● DO THIS:
Your task is to copy every line of the records below that contains "brand".
==== MATERIAL TO PROCESS ====
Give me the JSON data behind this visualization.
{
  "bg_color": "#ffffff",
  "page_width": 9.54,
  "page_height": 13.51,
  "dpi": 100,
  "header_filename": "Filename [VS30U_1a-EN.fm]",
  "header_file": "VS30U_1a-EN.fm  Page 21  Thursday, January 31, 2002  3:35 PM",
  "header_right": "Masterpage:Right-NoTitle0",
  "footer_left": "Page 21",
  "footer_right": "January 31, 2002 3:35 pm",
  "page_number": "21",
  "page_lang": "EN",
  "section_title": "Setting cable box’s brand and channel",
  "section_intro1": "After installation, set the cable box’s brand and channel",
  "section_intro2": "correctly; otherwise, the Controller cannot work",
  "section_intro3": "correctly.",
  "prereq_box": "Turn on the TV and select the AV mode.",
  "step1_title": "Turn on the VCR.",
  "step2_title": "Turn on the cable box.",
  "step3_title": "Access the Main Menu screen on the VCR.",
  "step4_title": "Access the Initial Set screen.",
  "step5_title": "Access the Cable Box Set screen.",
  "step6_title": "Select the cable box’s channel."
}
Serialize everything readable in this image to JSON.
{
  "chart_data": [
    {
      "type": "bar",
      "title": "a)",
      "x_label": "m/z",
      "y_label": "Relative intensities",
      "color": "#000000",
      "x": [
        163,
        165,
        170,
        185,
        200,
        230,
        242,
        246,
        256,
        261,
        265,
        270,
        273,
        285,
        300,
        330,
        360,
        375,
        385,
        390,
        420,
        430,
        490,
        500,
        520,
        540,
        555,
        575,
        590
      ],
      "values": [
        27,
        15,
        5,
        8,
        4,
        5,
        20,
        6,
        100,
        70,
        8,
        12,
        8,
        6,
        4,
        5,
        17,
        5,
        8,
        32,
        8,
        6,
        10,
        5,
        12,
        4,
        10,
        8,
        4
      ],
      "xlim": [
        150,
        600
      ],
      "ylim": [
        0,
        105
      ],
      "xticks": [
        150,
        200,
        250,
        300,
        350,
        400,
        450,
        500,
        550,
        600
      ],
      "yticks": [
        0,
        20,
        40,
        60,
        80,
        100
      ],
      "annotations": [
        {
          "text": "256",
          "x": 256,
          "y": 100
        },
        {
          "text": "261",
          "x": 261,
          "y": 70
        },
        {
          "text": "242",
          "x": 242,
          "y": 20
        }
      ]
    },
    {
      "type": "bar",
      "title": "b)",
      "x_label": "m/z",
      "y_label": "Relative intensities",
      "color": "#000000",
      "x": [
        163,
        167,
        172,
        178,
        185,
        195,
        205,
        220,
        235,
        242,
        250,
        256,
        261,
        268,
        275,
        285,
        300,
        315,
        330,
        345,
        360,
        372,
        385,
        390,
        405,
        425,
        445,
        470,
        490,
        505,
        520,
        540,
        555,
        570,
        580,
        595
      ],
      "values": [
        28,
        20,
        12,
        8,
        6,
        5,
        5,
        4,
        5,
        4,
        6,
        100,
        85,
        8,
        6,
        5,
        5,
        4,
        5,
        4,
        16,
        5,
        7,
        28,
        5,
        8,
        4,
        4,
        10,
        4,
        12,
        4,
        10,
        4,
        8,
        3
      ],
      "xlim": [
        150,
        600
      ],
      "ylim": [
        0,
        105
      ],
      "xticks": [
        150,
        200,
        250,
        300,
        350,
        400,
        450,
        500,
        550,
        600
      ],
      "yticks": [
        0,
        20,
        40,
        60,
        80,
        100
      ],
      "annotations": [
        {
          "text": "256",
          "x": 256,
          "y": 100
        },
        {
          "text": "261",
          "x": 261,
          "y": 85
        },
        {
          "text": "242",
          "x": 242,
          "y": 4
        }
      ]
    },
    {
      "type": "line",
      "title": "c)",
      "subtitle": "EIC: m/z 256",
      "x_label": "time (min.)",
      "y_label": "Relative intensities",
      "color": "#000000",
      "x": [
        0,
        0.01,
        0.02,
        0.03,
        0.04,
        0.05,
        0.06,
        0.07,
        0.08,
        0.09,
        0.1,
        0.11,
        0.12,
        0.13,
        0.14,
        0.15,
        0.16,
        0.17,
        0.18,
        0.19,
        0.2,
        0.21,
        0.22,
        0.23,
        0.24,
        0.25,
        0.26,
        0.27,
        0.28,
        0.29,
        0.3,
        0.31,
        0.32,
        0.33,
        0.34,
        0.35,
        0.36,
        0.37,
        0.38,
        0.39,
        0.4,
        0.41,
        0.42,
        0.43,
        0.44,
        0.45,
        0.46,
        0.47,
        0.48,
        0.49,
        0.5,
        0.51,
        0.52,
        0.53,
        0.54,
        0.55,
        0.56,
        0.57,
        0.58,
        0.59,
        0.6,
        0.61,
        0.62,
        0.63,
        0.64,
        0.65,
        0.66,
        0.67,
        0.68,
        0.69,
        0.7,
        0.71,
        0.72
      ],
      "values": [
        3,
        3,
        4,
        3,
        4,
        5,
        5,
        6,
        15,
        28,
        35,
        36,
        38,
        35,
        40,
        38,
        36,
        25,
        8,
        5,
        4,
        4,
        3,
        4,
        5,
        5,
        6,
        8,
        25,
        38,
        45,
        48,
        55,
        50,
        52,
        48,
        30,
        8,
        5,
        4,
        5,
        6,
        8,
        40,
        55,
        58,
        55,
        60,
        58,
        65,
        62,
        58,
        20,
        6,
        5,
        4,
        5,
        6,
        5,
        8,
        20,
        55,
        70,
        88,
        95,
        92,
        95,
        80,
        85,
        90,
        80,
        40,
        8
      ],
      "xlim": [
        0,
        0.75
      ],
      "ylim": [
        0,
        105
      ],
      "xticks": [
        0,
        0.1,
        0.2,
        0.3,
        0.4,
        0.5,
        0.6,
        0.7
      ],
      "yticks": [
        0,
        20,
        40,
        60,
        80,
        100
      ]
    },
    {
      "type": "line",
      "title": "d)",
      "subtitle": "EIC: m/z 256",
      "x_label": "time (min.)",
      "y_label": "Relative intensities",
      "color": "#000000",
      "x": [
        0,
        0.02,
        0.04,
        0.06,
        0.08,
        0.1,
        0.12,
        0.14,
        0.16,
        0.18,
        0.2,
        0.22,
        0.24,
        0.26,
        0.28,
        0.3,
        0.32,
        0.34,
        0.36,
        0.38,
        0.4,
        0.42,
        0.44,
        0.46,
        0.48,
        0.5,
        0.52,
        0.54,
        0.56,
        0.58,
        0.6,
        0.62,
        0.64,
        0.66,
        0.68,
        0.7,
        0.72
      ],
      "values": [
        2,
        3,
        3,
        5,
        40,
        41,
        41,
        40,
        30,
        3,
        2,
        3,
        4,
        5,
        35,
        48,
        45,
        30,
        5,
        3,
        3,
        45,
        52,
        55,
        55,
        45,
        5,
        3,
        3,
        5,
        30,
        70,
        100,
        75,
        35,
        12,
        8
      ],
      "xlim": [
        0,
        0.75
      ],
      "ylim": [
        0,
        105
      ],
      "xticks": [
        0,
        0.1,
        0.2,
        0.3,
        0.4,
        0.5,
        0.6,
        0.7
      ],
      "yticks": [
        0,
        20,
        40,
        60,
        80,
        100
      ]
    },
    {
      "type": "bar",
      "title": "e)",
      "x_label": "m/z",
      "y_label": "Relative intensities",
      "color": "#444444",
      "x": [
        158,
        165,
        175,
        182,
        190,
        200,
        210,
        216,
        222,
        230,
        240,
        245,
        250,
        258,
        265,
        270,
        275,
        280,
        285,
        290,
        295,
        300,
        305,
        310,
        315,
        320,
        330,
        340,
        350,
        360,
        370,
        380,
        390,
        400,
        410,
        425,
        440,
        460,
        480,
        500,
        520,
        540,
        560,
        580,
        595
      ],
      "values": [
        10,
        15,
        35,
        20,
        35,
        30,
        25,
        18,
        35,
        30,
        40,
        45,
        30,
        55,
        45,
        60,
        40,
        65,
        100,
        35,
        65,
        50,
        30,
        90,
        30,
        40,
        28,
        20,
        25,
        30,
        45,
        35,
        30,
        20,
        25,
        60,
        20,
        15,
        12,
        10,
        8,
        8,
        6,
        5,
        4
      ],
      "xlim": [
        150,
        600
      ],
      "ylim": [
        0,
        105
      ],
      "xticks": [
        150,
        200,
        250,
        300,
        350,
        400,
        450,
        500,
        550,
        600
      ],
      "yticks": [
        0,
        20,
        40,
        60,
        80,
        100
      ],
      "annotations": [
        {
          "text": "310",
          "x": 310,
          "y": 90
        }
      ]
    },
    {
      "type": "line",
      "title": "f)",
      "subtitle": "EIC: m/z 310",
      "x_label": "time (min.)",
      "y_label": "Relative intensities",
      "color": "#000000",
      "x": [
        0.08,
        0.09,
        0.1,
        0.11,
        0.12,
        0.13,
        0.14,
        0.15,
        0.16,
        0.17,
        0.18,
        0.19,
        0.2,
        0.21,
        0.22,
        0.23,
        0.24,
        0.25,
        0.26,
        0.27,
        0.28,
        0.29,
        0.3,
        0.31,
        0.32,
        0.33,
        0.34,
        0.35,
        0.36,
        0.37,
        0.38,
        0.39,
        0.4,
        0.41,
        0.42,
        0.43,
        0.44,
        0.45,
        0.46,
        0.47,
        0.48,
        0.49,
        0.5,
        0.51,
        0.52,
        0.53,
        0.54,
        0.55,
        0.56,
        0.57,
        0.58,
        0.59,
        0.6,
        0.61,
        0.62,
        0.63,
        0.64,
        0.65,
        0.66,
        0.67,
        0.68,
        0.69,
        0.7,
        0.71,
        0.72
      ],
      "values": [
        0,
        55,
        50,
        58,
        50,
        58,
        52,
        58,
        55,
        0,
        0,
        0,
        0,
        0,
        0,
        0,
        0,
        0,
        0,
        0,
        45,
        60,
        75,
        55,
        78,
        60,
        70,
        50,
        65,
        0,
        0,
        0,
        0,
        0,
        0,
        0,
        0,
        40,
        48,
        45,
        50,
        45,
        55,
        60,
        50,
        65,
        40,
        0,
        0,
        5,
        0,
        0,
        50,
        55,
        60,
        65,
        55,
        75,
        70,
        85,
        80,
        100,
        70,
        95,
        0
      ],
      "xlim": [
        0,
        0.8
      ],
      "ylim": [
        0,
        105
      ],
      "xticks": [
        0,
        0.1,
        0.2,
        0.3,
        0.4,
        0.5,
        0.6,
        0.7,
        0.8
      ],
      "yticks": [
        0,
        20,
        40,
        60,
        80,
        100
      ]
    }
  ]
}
====
● OUTPUT BELOW:
  "section_title": "Setting cable box’s brand and channel",
  "section_intro1": "After installation, set the cable box’s brand and channel",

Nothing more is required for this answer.